[Some records]
BEGIN
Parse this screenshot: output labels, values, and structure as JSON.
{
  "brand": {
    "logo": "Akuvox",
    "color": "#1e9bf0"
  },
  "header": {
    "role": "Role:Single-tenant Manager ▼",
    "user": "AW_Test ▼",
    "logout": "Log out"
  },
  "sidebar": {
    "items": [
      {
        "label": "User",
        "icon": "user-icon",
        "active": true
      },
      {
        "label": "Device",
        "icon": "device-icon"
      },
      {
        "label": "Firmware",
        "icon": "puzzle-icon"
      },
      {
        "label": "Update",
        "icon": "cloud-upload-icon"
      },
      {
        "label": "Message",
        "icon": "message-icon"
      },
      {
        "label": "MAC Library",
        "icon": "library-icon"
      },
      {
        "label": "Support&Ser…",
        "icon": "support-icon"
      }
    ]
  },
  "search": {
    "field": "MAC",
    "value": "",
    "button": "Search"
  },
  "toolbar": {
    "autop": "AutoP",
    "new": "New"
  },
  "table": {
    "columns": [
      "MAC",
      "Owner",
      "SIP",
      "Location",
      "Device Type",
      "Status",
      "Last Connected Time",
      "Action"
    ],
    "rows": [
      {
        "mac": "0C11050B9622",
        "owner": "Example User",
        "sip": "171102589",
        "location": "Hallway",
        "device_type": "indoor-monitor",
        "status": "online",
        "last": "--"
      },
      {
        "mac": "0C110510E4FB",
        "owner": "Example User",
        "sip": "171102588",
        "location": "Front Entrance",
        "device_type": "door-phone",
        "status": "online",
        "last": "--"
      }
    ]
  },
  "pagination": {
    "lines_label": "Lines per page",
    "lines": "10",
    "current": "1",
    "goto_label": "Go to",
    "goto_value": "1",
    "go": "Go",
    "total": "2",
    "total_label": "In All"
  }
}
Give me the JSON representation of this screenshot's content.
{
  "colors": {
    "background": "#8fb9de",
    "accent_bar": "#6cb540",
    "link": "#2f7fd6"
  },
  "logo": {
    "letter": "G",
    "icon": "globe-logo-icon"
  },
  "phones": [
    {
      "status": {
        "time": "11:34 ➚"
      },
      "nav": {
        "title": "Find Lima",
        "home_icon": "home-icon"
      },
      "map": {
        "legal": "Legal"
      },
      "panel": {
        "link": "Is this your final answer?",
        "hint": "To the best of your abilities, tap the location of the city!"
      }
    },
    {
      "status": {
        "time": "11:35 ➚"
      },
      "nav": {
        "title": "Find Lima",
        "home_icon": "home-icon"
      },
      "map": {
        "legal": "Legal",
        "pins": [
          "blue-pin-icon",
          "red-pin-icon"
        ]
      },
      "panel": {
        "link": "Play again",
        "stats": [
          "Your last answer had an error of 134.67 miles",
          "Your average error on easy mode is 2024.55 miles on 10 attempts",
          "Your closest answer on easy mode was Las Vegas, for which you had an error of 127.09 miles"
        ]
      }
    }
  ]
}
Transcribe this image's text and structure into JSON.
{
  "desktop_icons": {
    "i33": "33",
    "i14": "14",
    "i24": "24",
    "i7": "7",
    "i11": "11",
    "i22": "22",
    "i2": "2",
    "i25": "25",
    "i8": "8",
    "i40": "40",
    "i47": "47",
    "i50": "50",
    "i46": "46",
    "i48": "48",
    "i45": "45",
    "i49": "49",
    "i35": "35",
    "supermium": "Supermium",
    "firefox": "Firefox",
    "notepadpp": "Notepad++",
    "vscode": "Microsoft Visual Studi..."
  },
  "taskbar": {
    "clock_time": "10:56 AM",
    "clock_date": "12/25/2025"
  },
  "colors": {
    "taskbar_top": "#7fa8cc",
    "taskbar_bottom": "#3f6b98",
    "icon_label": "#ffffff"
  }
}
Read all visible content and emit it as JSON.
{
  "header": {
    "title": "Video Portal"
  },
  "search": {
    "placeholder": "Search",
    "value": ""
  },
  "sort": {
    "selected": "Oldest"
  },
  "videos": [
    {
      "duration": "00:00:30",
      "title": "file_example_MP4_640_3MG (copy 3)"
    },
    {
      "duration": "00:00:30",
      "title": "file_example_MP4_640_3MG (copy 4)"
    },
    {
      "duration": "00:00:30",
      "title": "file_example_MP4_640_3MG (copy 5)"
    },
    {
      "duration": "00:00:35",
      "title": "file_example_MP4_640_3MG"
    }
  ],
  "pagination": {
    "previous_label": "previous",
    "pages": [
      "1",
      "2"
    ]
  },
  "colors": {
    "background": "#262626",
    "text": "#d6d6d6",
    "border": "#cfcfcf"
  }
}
END
● **EXERCISE BRIEF**:
Repeat the records above in full, character for character.

● **RESPONSE**:
Parse this screenshot: output labels, values, and structure as JSON.
{
  "brand": {
    "logo": "Akuvox",
    "color": "#1e9bf0"
  },
  "header": {
    "role": "Role:Single-tenant Manager ▼",
    "user": "AW_Test ▼",
    "logout": "Log out"
  },
  "sidebar": {
    "items": [
      {
        "label": "User",
        "icon": "user-icon",
        "active": true
      },
      {
        "label": "Device",
        "icon": "device-icon"
      },
      {
        "label": "Firmware",
        "icon": "puzzle-icon"
      },
      {
        "label": "Update",
        "icon": "cloud-upload-icon"
      },
      {
        "label": "Message",
        "icon": "message-icon"
      },
      {
        "label": "MAC Library",
        "icon": "library-icon"
      },
      {
        "label": "Support&Ser…",
        "icon": "support-icon"
      }
    ]
  },
  "search": {
    "field": "MAC",
    "value": "",
    "button": "Search"
  },
  "toolbar": {
    "autop": "AutoP",
    "new": "New"
  },
  "table": {
    "columns": [
      "MAC",
      "Owner",
      "SIP",
      "Location",
      "Device Type",
      "Status",
      "Last Connected Time",
      "Action"
    ],
    "rows": [
      {
        "mac": "0C11050B9622",
        "owner": "Example User",
        "sip": "171102589",
        "location": "Hallway",
        "device_type": "indoor-monitor",
        "status": "online",
        "last": "--"
      },
      {
        "mac": "0C110510E4FB",
        "owner": "Example User",
        "sip": "171102588",
        "location": "Front Entrance",
        "device_type": "door-phone",
        "status": "online",
        "last": "--"
      }
    ]
  },
  "pagination": {
    "lines_label": "Lines per page",
    "lines": "10",
    "current": "1",
    "goto_label": "Go to",
    "goto_value": "1",
    "go": "Go",
    "total": "2",
    "total_label": "In All"
  }
}
Give me the JSON representation of this screenshot's content.
{
  "colors": {
    "background": "#8fb9de",
    "accent_bar": "#6cb540",
    "link": "#2f7fd6"
  },
  "logo": {
    "letter": "G",
    "icon": "globe-logo-icon"
  },
  "phones": [
    {
      "status": {
        "time": "11:34 ➚"
      },
      "nav": {
        "title": "Find Lima",
        "home_icon": "home-icon"
      },
      "map": {
        "legal": "Legal"
      },
      "panel": {
        "link": "Is this your final answer?",
        "hint": "To the best of your abilities, tap the location of the city!"
      }
    },
    {
      "status": {
        "time": "11:35 ➚"
      },
      "nav": {
        "title": "Find Lima",
        "home_icon": "home-icon"
      },
      "map": {
        "legal": "Legal",
        "pins": [
          "blue-pin-icon",
          "red-pin-icon"
        ]
      },
      "panel": {
        "link": "Play again",
        "stats": [
          "Your last answer had an error of 134.67 miles",
          "Your average error on easy mode is 2024.55 miles on 10 attempts",
          "Your closest answer on easy mode was Las Vegas, for which you had an error of 127.09 miles"
        ]
      }
    }
  ]
}
Transcribe this image's text and structure into JSON.
{
  "desktop_icons": {
    "i33": "33",
    "i14": "14",
    "i24": "24",
    "i7": "7",
    "i11": "11",
    "i22": "22",
    "i2": "2",
    "i25": "25",
    "i8": "8",
    "i40": "40",
    "i47": "47",
    "i50": "50",
    "i46": "46",
    "i48": "48",
    "i45": "45",
    "i49": "49",
    "i35": "35",
    "supermium": "Supermium",
    "firefox": "Firefox",
    "notepadpp": "Notepad++",
    "vscode": "Microsoft Visual Studi..."
  },
  "taskbar": {
    "clock_time": "10:56 AM",
    "clock_date": "12/25/2025"
  },
  "colors": {
    "taskbar_top": "#7fa8cc",
    "taskbar_bottom": "#3f6b98",
    "icon_label": "#ffffff"
  }
}
Read all visible content and emit it as JSON.
{
  "header": {
    "title": "Video Portal"
  },
  "search": {
    "placeholder": "Search",
    "value": ""
  },
  "sort": {
    "selected": "Oldest"
  },
  "videos": [
    {
      "duration": "00:00:30",
      "title": "file_example_MP4_640_3MG (copy 3)"
    },
    {
      "duration": "00:00:30",
      "title": "file_example_MP4_640_3MG (copy 4)"
    },
    {
      "duration": "00:00:30",
      "title": "file_example_MP4_640_3MG (copy 5)"
    },
    {
      "duration": "00:00:35",
      "title": "file_example_MP4_640_3MG"
    }
  ],
  "pagination": {
    "previous_label": "previous",
    "pages": [
      "1",
      "2"
    ]
  },
  "colors": {
    "background": "#262626",
    "text": "#d6d6d6",
    "border": "#cfcfcf"
  }
}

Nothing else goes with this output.